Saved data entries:
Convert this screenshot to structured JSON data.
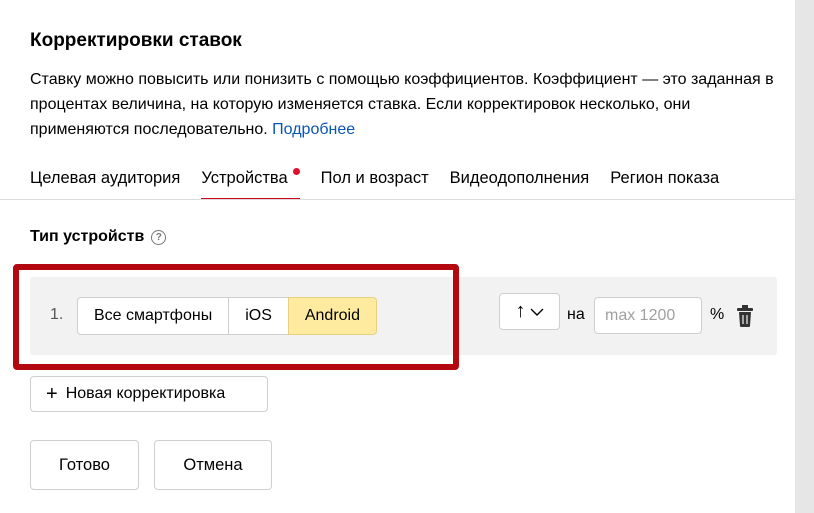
{
  "dialog": {
    "title": "Корректировки ставок",
    "description": "Ставку можно повысить или понизить с помощью коэффициентов. Коэффициент — это заданная в процентах величина, на которую изменяется ставка. Если корректировок несколько, они применяются последовательно.",
    "more_link": "Подробнее"
  },
  "tabs": [
    {
      "label": "Целевая аудитория",
      "active": false
    },
    {
      "label": "Устройства",
      "active": true,
      "has_dot": true
    },
    {
      "label": "Пол и возраст",
      "active": false
    },
    {
      "label": "Видеодополнения",
      "active": false
    },
    {
      "label": "Регион показа",
      "active": false
    }
  ],
  "section": {
    "label": "Тип устройств",
    "help_icon": "question-circle-icon"
  },
  "adjustment_row": {
    "number": "1.",
    "device_options": [
      "Все смартфоны",
      "iOS",
      "Android"
    ],
    "selected_device": "Android",
    "direction_symbol": "↑",
    "direction_icon": "arrow-up-icon",
    "na_label": "на",
    "value": "",
    "value_placeholder": "max 1200",
    "percent_sign": "%",
    "delete_icon": "trash-icon"
  },
  "actions": {
    "new_adjustment": "Новая корректировка",
    "done": "Готово",
    "cancel": "Отмена"
  },
  "colors": {
    "link": "#0a56b4",
    "active_tab_underline": "#d0021b",
    "tab_dot": "#e0102d",
    "selected_segment": "#ffeba0",
    "highlight_frame": "#b3080f",
    "row_background": "#f2f2f2"
  }
}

● **Short exercise**:
Repeat each entry precisely as it appears. Leave the pictures out.

● **Exercise answer**:
Convert this screenshot to structured JSON data.
{
  "dialog": {
    "title": "Корректировки ставок",
    "description": "Ставку можно повысить или понизить с помощью коэффициентов. Коэффициент — это заданная в процентах величина, на которую изменяется ставка. Если корректировок несколько, они применяются последовательно.",
    "more_link": "Подробнее"
  },
  "tabs": [
    {
      "label": "Целевая аудитория",
      "active": false
    },
    {
      "label": "Устройства",
      "active": true,
      "has_dot": true
    },
    {
      "label": "Пол и возраст",
      "active": false
    },
    {
      "label": "Видеодополнения",
      "active": false
    },
    {
      "label": "Регион показа",
      "active": false
    }
  ],
  "section": {
    "label": "Тип устройств",
    "help_icon": "question-circle-icon"
  },
  "adjustment_row": {
    "number": "1.",
    "device_options": [
      "Все смартфоны",
      "iOS",
      "Android"
    ],
    "selected_device": "Android",
    "direction_symbol": "↑",
    "direction_icon": "arrow-up-icon",
    "na_label": "на",
    "value": "",
    "value_placeholder": "max 1200",
    "percent_sign": "%",
    "delete_icon": "trash-icon"
  },
  "actions": {
    "new_adjustment": "Новая корректировка",
    "done": "Готово",
    "cancel": "Отмена"
  },
  "colors": {
    "link": "#0a56b4",
    "active_tab_underline": "#d0021b",
    "tab_dot": "#e0102d",
    "selected_segment": "#ffeba0",
    "highlight_frame": "#b3080f",
    "row_background": "#f2f2f2"
  }
}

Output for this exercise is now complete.